## Begin Excerpted data

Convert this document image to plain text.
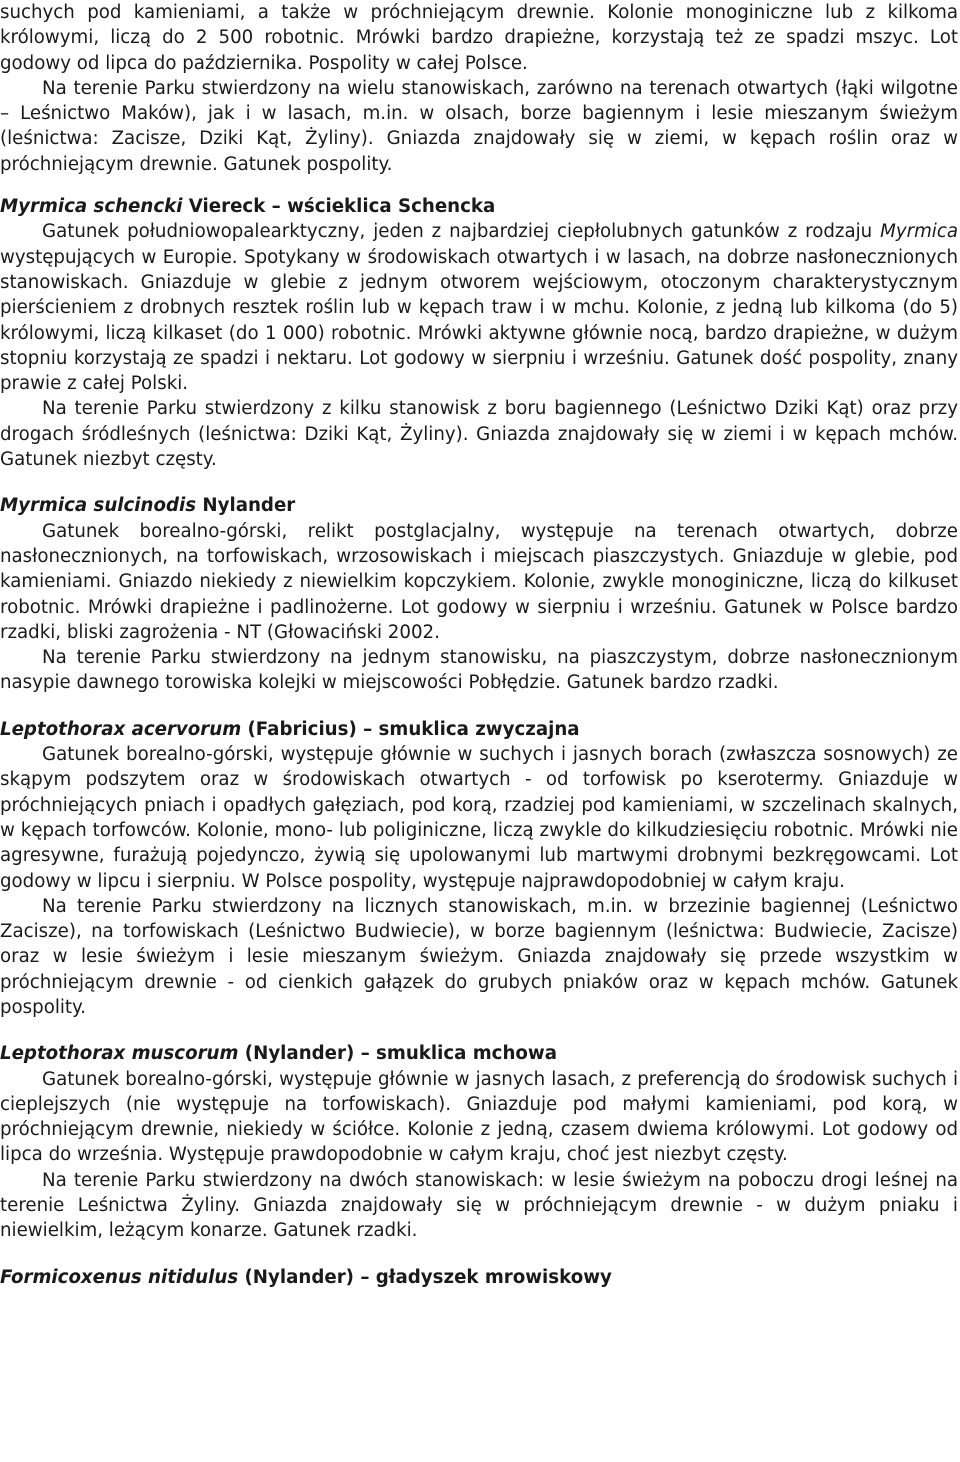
suchych pod kamieniami, a także w próchniejącym drewnie. Kolonie monoginiczne lub z kilkoma królowymi, liczą do 2 500 robotnic. Mrówki bardzo drapieżne, korzystają też ze spadzi mszyc. Lot godowy od lipca do października. Pospolity w całej Polsce.

Na terenie Parku stwierdzony na wielu stanowiskach, zarówno na terenach otwartych (łąki wilgotne – Leśnictwo Maków), jak i w lasach, m.in. w olsach, borze bagiennym i lesie mieszanym świeżym (leśnictwa: Zacisze, Dziki Kąt, Żyliny). Gniazda znajdowały się w ziemi, w kępach roślin oraz w próchniejącym drewnie. Gatunek pospolity.

Myrmica schencki Viereck – wścieklica Schencka

Gatunek południowopalearktyczny, jeden z najbardziej ciepłolubnych gatunków z rodzaju Myrmica występujących w Europie. Spotykany w środowiskach otwartych i w lasach, na dobrze nasłonecznionych stanowiskach. Gniazduje w glebie z jednym otworem wejściowym, otoczonym charakterystycznym pierścieniem z drobnych resztek roślin lub w kępach traw i w mchu. Kolonie, z jedną lub kilkoma (do 5) królowymi, liczą kilkaset (do 1 000) robotnic. Mrówki aktywne głównie nocą, bardzo drapieżne, w dużym stopniu korzystają ze spadzi i nektaru. Lot godowy w sierpniu i wrześniu. Gatunek dość pospolity, znany prawie z całej Polski.

Na terenie Parku stwierdzony z kilku stanowisk z boru bagiennego (Leśnictwo Dziki Kąt) oraz przy drogach śródleśnych (leśnictwa: Dziki Kąt, Żyliny). Gniazda znajdowały się w ziemi i w kępach mchów. Gatunek niezbyt częsty.

Myrmica sulcinodis Nylander

Gatunek borealno-górski, relikt postglacjalny, występuje na terenach otwartych, dobrze nasłonecznionych, na torfowiskach, wrzosowiskach i miejscach piaszczystych. Gniazduje w glebie, pod kamieniami. Gniazdo niekiedy z niewielkim kopczykiem. Kolonie, zwykle monoginiczne, liczą do kilkuset robotnic. Mrówki drapieżne i padlinożerne. Lot godowy w sierpniu i wrześniu. Gatunek w Polsce bardzo rzadki, bliski zagrożenia - NT (Głowaciński 2002.

Na terenie Parku stwierdzony na jednym stanowisku, na piaszczystym, dobrze nasłonecznionym nasypie dawnego torowiska kolejki w miejscowości Pobłędzie. Gatunek bardzo rzadki.

Leptothorax acervorum (Fabricius) – smuklica zwyczajna

Gatunek borealno-górski, występuje głównie w suchych i jasnych borach (zwłaszcza sosnowych) ze skąpym podszytem oraz w środowiskach otwartych - od torfowisk po kserotermy. Gniazduje w próchniejących pniach i opadłych gałęziach, pod korą, rzadziej pod kamieniami, w szczelinach skalnych, w kępach torfowców. Kolonie, mono- lub poliginiczne, liczą zwykle do kilkudziesięciu robotnic. Mrówki nie agresywne, furażują pojedynczo, żywią się upolowanymi lub martwymi drobnymi bezkręgowcami. Lot godowy w lipcu i sierpniu. W Polsce pospolity, występuje najprawdopodobniej w całym kraju.

Na terenie Parku stwierdzony na licznych stanowiskach, m.in. w brzezinie bagiennej (Leśnictwo Zacisze), na torfowiskach (Leśnictwo Budwiecie), w borze bagiennym (leśnictwa: Budwiecie, Zacisze) oraz w lesie świeżym i lesie mieszanym świeżym. Gniazda znajdowały się przede wszystkim w próchniejącym drewnie - od cienkich gałązek do grubych pniaków oraz w kępach mchów. Gatunek pospolity.

Leptothorax muscorum (Nylander) – smuklica mchowa

Gatunek borealno-górski, występuje głównie w jasnych lasach, z preferencją do środowisk suchych i cieplejszych (nie występuje na torfowiskach). Gniazduje pod małymi kamieniami, pod korą, w próchniejącym drewnie, niekiedy w ściółce. Kolonie z jedną, czasem dwiema królowymi. Lot godowy od lipca do września. Występuje prawdopodobnie w całym kraju, choć jest niezbyt częsty.

Na terenie Parku stwierdzony na dwóch stanowiskach: w lesie świeżym na poboczu drogi leśnej na terenie Leśnictwa Żyliny. Gniazda znajdowały się w próchniejącym drewnie - w dużym pniaku i niewielkim, leżącym konarze. Gatunek rzadki.

Formicoxenus nitidulus (Nylander) – gładyszek mrowiskowy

## End Excerpted data

Transcribe the listing in full and omit the pictures.

Convert this document image to plain text.
suchych pod kamieniami, a także w próchniejącym drewnie. Kolonie monoginiczne lub z kilkoma królowymi, liczą do 2 500 robotnic. Mrówki bardzo drapieżne, korzystają też ze spadzi mszyc. Lot godowy od lipca do października. Pospolity w całej Polsce.

Na terenie Parku stwierdzony na wielu stanowiskach, zarówno na terenach otwartych (łąki wilgotne – Leśnictwo Maków), jak i w lasach, m.in. w olsach, borze bagiennym i lesie mieszanym świeżym (leśnictwa: Zacisze, Dziki Kąt, Żyliny). Gniazda znajdowały się w ziemi, w kępach roślin oraz w próchniejącym drewnie. Gatunek pospolity.

Myrmica schencki Viereck – wścieklica Schencka

Gatunek południowopalearktyczny, jeden z najbardziej ciepłolubnych gatunków z rodzaju Myrmica występujących w Europie. Spotykany w środowiskach otwartych i w lasach, na dobrze nasłonecznionych stanowiskach. Gniazduje w glebie z jednym otworem wejściowym, otoczonym charakterystycznym pierścieniem z drobnych resztek roślin lub w kępach traw i w mchu. Kolonie, z jedną lub kilkoma (do 5) królowymi, liczą kilkaset (do 1 000) robotnic. Mrówki aktywne głównie nocą, bardzo drapieżne, w dużym stopniu korzystają ze spadzi i nektaru. Lot godowy w sierpniu i wrześniu. Gatunek dość pospolity, znany prawie z całej Polski.

Na terenie Parku stwierdzony z kilku stanowisk z boru bagiennego (Leśnictwo Dziki Kąt) oraz przy drogach śródleśnych (leśnictwa: Dziki Kąt, Żyliny). Gniazda znajdowały się w ziemi i w kępach mchów. Gatunek niezbyt częsty.

Myrmica sulcinodis Nylander

Gatunek borealno-górski, relikt postglacjalny, występuje na terenach otwartych, dobrze nasłonecznionych, na torfowiskach, wrzosowiskach i miejscach piaszczystych. Gniazduje w glebie, pod kamieniami. Gniazdo niekiedy z niewielkim kopczykiem. Kolonie, zwykle monoginiczne, liczą do kilkuset robotnic. Mrówki drapieżne i padlinożerne. Lot godowy w sierpniu i wrześniu. Gatunek w Polsce bardzo rzadki, bliski zagrożenia - NT (Głowaciński 2002.

Na terenie Parku stwierdzony na jednym stanowisku, na piaszczystym, dobrze nasłonecznionym nasypie dawnego torowiska kolejki w miejscowości Pobłędzie. Gatunek bardzo rzadki.

Leptothorax acervorum (Fabricius) – smuklica zwyczajna

Gatunek borealno-górski, występuje głównie w suchych i jasnych borach (zwłaszcza sosnowych) ze skąpym podszytem oraz w środowiskach otwartych - od torfowisk po kserotermy. Gniazduje w próchniejących pniach i opadłych gałęziach, pod korą, rzadziej pod kamieniami, w szczelinach skalnych, w kępach torfowców. Kolonie, mono- lub poliginiczne, liczą zwykle do kilkudziesięciu robotnic. Mrówki nie agresywne, furażują pojedynczo, żywią się upolowanymi lub martwymi drobnymi bezkręgowcami. Lot godowy w lipcu i sierpniu. W Polsce pospolity, występuje najprawdopodobniej w całym kraju.

Na terenie Parku stwierdzony na licznych stanowiskach, m.in. w brzezinie bagiennej (Leśnictwo Zacisze), na torfowiskach (Leśnictwo Budwiecie), w borze bagiennym (leśnictwa: Budwiecie, Zacisze) oraz w lesie świeżym i lesie mieszanym świeżym. Gniazda znajdowały się przede wszystkim w próchniejącym drewnie - od cienkich gałązek do grubych pniaków oraz w kępach mchów. Gatunek pospolity.

Leptothorax muscorum (Nylander) – smuklica mchowa

Gatunek borealno-górski, występuje głównie w jasnych lasach, z preferencją do środowisk suchych i cieplejszych (nie występuje na torfowiskach). Gniazduje pod małymi kamieniami, pod korą, w próchniejącym drewnie, niekiedy w ściółce. Kolonie z jedną, czasem dwiema królowymi. Lot godowy od lipca do września. Występuje prawdopodobnie w całym kraju, choć jest niezbyt częsty.

Na terenie Parku stwierdzony na dwóch stanowiskach: w lesie świeżym na poboczu drogi leśnej na terenie Leśnictwa Żyliny. Gniazda znajdowały się w próchniejącym drewnie - w dużym pniaku i niewielkim, leżącym konarze. Gatunek rzadki.

Formicoxenus nitidulus (Nylander) – gładyszek mrowiskowy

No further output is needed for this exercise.